Set exercise:
Say only how many lines contain the word "Mobile".

## BEGIN Dataset content

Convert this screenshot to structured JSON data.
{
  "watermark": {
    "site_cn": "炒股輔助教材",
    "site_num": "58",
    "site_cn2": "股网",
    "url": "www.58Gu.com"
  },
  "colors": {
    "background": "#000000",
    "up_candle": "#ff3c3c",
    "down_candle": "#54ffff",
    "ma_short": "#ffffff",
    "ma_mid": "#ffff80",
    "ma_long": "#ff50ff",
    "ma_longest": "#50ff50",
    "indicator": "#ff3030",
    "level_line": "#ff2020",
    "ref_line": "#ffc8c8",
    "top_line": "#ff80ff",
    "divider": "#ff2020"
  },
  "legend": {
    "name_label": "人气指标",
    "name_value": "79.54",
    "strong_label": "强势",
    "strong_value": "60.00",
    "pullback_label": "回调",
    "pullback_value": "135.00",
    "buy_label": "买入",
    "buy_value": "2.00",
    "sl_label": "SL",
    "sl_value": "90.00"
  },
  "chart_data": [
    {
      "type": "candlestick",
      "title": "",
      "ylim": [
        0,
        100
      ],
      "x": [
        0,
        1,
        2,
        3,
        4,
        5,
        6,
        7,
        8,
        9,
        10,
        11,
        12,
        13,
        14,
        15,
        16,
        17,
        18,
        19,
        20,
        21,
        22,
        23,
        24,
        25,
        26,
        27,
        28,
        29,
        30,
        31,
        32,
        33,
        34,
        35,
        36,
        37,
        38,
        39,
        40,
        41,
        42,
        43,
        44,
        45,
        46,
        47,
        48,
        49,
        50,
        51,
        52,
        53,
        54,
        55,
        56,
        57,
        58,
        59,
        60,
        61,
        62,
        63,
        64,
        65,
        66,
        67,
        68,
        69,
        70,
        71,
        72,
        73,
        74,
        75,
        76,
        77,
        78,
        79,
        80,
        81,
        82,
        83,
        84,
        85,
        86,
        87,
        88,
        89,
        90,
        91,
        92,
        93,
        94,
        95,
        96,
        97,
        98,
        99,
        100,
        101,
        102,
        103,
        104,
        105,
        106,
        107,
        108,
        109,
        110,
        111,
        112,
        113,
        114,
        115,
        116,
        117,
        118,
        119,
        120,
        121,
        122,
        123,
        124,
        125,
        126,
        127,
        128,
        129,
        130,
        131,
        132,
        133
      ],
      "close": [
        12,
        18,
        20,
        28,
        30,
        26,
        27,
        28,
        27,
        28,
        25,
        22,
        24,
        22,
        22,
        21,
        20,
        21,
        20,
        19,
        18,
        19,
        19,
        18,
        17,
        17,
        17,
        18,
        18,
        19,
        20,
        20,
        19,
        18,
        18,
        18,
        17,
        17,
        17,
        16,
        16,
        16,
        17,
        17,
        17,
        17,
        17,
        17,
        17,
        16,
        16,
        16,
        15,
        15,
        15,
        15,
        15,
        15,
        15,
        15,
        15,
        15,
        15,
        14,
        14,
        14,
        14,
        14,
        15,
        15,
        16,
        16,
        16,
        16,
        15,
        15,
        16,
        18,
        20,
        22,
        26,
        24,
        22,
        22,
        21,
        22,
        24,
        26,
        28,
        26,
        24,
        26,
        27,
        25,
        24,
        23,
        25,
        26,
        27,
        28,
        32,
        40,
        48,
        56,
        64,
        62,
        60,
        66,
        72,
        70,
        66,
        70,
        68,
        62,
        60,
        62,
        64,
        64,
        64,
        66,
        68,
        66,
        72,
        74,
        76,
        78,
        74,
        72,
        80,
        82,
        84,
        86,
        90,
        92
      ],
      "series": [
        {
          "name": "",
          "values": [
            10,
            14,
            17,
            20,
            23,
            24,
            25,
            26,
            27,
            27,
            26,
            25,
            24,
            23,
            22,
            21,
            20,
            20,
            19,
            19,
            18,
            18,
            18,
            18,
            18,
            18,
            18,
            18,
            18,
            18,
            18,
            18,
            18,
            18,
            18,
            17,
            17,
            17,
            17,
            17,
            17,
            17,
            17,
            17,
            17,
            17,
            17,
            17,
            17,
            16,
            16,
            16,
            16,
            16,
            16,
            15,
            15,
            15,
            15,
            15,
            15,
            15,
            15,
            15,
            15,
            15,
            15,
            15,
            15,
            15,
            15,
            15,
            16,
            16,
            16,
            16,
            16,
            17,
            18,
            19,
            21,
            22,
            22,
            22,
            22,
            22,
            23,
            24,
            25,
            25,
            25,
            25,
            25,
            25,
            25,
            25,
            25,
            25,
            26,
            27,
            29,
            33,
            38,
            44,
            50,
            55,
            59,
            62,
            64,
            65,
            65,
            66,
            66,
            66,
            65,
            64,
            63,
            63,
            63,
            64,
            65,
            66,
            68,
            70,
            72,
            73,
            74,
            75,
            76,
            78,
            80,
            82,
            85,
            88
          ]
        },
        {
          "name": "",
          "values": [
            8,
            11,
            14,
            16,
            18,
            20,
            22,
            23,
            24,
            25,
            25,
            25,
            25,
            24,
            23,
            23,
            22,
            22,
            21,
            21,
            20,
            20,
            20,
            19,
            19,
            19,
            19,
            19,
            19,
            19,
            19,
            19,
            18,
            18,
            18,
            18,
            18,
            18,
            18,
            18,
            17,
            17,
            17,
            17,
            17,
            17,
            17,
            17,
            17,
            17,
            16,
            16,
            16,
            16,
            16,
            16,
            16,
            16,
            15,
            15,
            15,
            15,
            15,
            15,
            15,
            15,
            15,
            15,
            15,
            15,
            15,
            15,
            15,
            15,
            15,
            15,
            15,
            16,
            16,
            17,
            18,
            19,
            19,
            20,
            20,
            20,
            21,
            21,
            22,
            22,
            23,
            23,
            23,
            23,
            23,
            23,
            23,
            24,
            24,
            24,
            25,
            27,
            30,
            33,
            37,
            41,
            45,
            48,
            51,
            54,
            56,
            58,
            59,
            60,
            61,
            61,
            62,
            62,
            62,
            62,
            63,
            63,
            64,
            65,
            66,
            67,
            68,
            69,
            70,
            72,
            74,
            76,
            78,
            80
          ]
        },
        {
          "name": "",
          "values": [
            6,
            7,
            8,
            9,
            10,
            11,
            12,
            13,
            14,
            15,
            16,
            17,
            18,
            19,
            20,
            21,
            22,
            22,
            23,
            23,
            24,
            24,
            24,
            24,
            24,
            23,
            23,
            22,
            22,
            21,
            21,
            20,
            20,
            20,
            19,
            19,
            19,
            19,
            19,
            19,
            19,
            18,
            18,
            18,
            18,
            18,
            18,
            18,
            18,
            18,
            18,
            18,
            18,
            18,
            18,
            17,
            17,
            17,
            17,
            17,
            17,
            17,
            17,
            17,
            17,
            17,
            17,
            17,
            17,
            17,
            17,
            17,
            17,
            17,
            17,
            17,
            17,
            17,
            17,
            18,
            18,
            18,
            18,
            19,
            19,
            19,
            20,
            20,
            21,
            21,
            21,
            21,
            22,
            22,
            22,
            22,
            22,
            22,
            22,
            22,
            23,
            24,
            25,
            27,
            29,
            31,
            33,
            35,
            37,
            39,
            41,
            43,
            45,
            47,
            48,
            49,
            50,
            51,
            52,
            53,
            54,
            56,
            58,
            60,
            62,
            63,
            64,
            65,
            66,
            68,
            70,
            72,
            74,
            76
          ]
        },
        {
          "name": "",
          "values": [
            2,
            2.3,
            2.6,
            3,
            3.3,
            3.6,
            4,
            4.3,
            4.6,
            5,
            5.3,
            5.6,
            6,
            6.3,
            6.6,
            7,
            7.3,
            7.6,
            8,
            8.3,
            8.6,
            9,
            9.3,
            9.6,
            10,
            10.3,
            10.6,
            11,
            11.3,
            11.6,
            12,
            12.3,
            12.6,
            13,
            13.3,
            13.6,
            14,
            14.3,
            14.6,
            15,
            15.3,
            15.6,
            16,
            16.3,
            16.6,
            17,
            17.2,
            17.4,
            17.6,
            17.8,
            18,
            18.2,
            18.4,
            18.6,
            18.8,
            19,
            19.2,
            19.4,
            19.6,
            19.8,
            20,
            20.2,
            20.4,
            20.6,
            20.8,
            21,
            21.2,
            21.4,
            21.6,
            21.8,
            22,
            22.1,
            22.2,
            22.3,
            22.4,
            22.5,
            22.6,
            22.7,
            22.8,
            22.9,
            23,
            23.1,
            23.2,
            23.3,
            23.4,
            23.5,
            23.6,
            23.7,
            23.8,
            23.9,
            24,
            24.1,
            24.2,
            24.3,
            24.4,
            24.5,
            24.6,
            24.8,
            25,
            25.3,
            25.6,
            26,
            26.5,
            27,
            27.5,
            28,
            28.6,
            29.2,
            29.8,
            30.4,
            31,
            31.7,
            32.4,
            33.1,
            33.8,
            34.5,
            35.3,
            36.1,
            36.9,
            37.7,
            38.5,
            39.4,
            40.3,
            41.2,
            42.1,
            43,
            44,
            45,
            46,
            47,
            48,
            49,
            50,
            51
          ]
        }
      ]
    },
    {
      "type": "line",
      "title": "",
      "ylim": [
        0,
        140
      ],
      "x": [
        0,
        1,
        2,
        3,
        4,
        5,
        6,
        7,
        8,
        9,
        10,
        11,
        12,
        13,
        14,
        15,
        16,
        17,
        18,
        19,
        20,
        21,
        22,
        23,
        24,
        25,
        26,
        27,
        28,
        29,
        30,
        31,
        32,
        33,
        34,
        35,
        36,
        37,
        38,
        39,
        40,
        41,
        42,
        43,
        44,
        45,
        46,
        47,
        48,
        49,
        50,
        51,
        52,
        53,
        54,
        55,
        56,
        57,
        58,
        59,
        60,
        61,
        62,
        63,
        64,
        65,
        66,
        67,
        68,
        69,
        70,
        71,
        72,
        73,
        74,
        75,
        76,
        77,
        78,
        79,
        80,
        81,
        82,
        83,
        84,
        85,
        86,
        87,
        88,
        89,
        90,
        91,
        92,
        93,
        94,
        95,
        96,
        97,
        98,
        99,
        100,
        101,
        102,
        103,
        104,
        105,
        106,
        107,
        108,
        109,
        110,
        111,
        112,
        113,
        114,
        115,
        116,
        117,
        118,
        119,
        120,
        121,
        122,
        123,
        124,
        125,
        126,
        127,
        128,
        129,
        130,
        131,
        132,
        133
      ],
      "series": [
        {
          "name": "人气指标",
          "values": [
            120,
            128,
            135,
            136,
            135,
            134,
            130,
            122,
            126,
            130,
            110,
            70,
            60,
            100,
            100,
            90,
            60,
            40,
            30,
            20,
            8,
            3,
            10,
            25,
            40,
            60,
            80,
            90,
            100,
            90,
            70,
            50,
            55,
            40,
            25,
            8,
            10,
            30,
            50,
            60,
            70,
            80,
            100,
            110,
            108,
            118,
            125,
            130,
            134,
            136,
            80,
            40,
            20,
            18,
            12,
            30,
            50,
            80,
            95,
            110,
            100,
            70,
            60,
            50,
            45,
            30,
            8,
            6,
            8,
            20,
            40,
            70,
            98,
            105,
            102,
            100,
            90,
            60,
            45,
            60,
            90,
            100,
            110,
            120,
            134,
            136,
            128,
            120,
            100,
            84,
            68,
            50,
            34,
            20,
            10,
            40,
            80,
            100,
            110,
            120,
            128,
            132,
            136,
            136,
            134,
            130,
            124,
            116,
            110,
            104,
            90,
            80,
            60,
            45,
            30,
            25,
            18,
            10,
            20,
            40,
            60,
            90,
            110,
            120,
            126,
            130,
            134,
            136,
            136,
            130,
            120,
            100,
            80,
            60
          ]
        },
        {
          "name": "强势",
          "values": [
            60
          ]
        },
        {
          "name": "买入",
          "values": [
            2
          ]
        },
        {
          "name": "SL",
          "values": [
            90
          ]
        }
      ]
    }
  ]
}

## END Dataset content
## BEGIN Dataset content

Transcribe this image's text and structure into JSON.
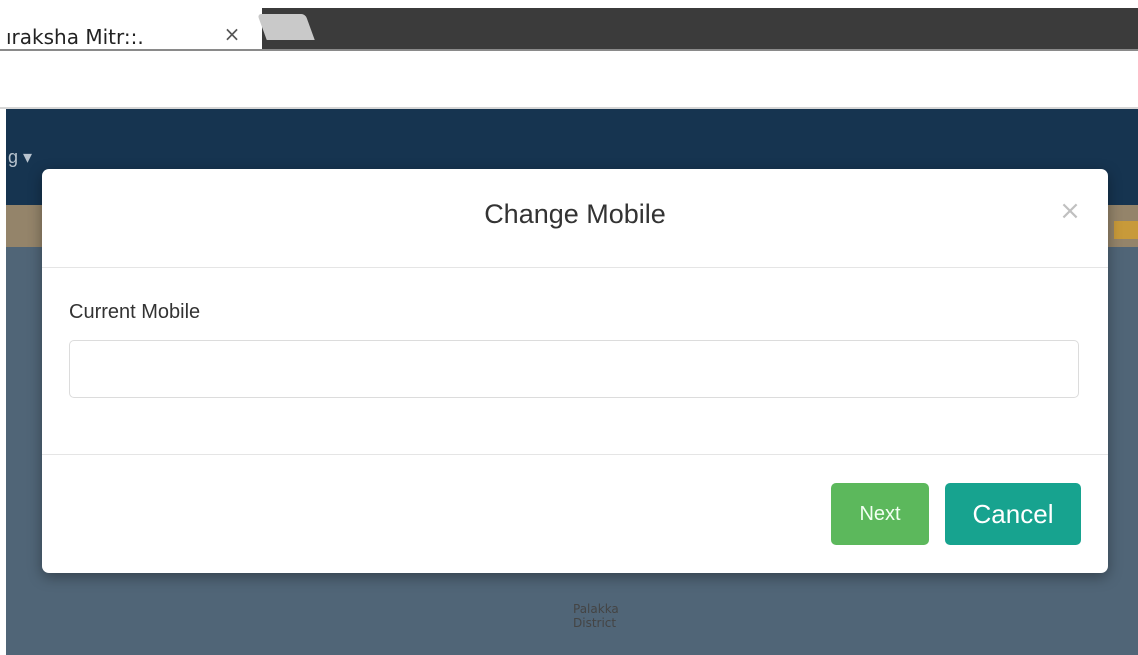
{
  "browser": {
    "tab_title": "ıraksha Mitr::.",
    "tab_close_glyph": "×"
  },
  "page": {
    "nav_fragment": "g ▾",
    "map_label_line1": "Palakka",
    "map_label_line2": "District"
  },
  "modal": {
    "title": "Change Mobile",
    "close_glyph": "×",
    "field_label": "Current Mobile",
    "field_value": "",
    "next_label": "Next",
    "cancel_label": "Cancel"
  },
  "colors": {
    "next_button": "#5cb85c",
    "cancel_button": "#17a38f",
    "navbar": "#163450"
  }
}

## END Dataset content

Result below:
2